(RECORDED DATA begins)

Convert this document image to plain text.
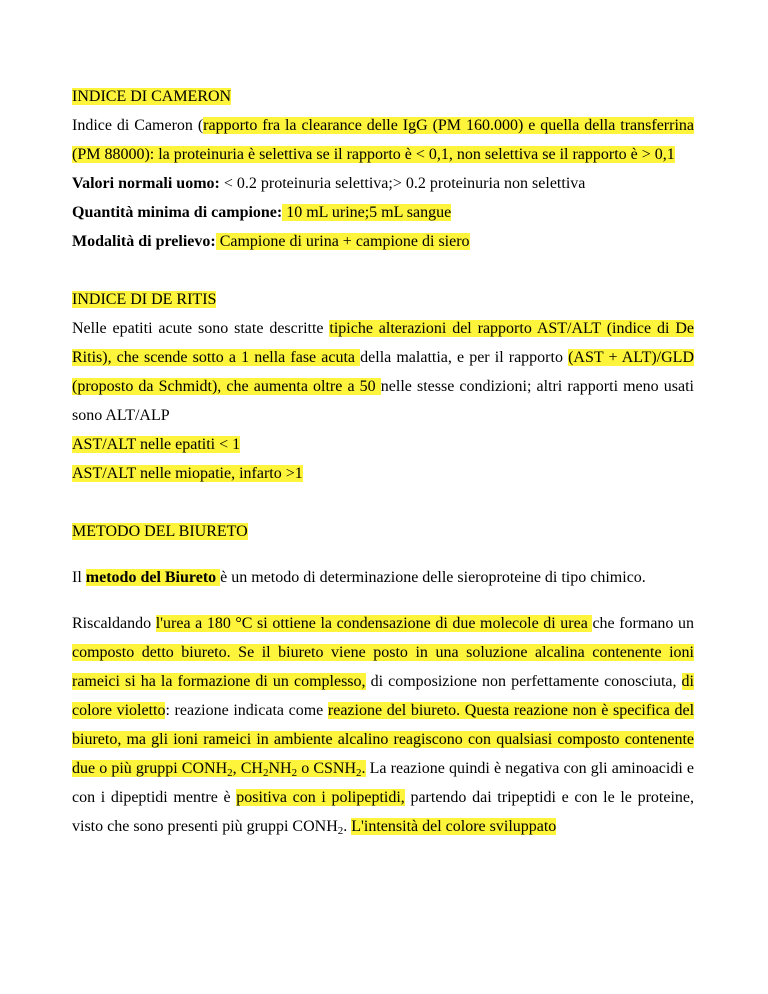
INDICE DI CAMERON
Indice di Cameron (rapporto fra la clearance delle IgG (PM 160.000) e quella della transferrina (PM 88000): la proteinuria è selettiva se il rapporto è < 0,1, non selettiva se il rapporto è > 0,1
Valori normali uomo: < 0.2 proteinuria selettiva;> 0.2 proteinuria non selettiva
Quantità minima di campione: 10 mL urine;5 mL sangue
Modalità di prelievo: Campione di urina + campione di siero
INDICE DI DE RITIS
Nelle epatiti acute sono state descritte tipiche alterazioni del rapporto AST/ALT (indice di De Ritis), che scende sotto a 1 nella fase acuta della malattia, e per il rapporto (AST + ALT)/GLD (proposto da Schmidt), che aumenta oltre a 50 nelle stesse condizioni; altri rapporti meno usati sono ALT/ALP
AST/ALT nelle epatiti < 1
AST/ALT nelle miopatie, infarto >1
METODO DEL BIURETO
Il metodo del Biureto è un metodo di determinazione delle sieroproteine di tipo chimico.
Riscaldando l'urea a 180 °C si ottiene la condensazione di due molecole di urea che formano un composto detto biureto. Se il biureto viene posto in una soluzione alcalina contenente ioni rameici si ha la formazione di un complesso, di composizione non perfettamente conosciuta, di colore violetto: reazione indicata come reazione del biureto. Questa reazione non è specifica del biureto, ma gli ioni rameici in ambiente alcalino reagiscono con qualsiasi composto contenente due o più gruppi $CONH_2$, $CH_2NH_2$ o $CSNH_2$. La reazione quindi è negativa con gli aminoacidi e con i dipeptidi mentre è positiva con i polipeptidi, partendo dai tripeptidi e con le le proteine, visto che sono presenti più gruppi $CONH_2$. L'intensità del colore sviluppato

(RECORDED DATA ends)

Without the pictures, restate all of the entries above verbatim.

## [EXPECTED OUTPUT]
Convert this document image to plain text.
INDICE DI CAMERON
Indice di Cameron (rapporto fra la clearance delle IgG (PM 160.000) e quella della transferrina (PM 88000): la proteinuria è selettiva se il rapporto è < 0,1, non selettiva se il rapporto è > 0,1
Valori normali uomo: < 0.2 proteinuria selettiva;> 0.2 proteinuria non selettiva
Quantità minima di campione: 10 mL urine;5 mL sangue
Modalità di prelievo: Campione di urina + campione di siero
INDICE DI DE RITIS
Nelle epatiti acute sono state descritte tipiche alterazioni del rapporto AST/ALT (indice di De Ritis), che scende sotto a 1 nella fase acuta della malattia, e per il rapporto (AST + ALT)/GLD (proposto da Schmidt), che aumenta oltre a 50 nelle stesse condizioni; altri rapporti meno usati sono ALT/ALP
AST/ALT nelle epatiti < 1
AST/ALT nelle miopatie, infarto >1
METODO DEL BIURETO
Il metodo del Biureto è un metodo di determinazione delle sieroproteine di tipo chimico.
Riscaldando l'urea a 180 °C si ottiene la condensazione di due molecole di urea che formano un composto detto biureto. Se il biureto viene posto in una soluzione alcalina contenente ioni rameici si ha la formazione di un complesso, di composizione non perfettamente conosciuta, di colore violetto: reazione indicata come reazione del biureto. Questa reazione non è specifica del biureto, ma gli ioni rameici in ambiente alcalino reagiscono con qualsiasi composto contenente due o più gruppi $CONH_2$, $CH_2NH_2$ o $CSNH_2$. La reazione quindi è negativa con gli aminoacidi e con i dipeptidi mentre è positiva con i polipeptidi, partendo dai tripeptidi e con le le proteine, visto che sono presenti più gruppi $CONH_2$. L'intensità del colore sviluppato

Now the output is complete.